▸ GOAL:
Scan the material that follows. Copy every line containing the word "this".
***
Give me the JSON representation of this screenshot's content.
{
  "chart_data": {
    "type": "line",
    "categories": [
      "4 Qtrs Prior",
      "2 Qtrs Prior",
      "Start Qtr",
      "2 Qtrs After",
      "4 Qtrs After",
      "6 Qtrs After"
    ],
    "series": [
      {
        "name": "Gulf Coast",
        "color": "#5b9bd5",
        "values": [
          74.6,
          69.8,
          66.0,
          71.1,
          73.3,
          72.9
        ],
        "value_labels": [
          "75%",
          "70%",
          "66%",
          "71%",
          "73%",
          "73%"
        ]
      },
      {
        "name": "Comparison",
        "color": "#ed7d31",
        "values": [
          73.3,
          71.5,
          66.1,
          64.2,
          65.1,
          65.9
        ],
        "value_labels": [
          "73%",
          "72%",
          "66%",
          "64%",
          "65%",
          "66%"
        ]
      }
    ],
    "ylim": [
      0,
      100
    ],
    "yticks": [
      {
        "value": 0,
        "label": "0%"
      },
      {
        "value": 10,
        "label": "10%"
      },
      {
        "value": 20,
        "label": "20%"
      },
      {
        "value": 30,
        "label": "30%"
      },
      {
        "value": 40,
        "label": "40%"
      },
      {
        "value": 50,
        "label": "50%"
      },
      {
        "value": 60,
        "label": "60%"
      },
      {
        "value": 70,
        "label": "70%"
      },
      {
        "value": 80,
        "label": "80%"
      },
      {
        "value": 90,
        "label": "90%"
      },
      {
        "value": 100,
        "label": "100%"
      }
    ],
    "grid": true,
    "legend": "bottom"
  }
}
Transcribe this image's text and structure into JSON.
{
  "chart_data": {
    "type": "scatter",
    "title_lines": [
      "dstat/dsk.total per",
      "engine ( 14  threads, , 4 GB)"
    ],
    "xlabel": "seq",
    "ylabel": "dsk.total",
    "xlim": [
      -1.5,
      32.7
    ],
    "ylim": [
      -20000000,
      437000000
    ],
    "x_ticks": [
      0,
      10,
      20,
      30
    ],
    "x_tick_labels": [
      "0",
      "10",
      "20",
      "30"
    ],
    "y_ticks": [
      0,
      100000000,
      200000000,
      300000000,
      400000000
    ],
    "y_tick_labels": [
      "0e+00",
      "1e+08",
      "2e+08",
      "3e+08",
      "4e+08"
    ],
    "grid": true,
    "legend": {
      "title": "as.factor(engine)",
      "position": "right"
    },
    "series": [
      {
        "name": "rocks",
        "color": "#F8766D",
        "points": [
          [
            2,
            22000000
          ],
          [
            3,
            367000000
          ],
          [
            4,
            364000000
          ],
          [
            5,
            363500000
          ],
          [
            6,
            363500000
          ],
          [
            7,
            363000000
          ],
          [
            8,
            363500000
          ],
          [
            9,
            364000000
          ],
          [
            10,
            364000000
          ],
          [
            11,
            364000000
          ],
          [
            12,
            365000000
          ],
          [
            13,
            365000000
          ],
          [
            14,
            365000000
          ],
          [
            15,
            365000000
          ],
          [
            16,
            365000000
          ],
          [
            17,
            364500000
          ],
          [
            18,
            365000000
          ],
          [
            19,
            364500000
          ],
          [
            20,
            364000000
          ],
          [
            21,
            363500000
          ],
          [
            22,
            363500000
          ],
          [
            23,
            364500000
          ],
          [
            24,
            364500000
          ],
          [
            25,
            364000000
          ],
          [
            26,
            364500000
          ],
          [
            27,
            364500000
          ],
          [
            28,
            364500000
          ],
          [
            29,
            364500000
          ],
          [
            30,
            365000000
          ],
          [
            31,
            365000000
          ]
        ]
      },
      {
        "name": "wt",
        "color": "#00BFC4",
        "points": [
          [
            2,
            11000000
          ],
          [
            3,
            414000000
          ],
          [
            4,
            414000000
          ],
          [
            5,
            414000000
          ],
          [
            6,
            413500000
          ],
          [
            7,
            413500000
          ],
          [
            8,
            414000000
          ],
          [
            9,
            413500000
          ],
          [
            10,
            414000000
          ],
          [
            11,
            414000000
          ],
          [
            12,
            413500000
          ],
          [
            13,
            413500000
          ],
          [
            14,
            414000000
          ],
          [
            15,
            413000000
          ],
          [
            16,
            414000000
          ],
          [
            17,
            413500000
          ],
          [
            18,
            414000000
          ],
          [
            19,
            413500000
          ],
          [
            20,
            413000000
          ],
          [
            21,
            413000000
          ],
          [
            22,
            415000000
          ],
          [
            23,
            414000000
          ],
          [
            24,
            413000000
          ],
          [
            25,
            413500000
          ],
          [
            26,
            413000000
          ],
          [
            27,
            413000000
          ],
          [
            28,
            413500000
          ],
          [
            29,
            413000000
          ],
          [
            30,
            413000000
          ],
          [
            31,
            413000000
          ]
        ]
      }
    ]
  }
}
***
▸ TASK RESULT:
Give me the JSON representation of this screenshot's content.
Transcribe this image's text and structure into JSON.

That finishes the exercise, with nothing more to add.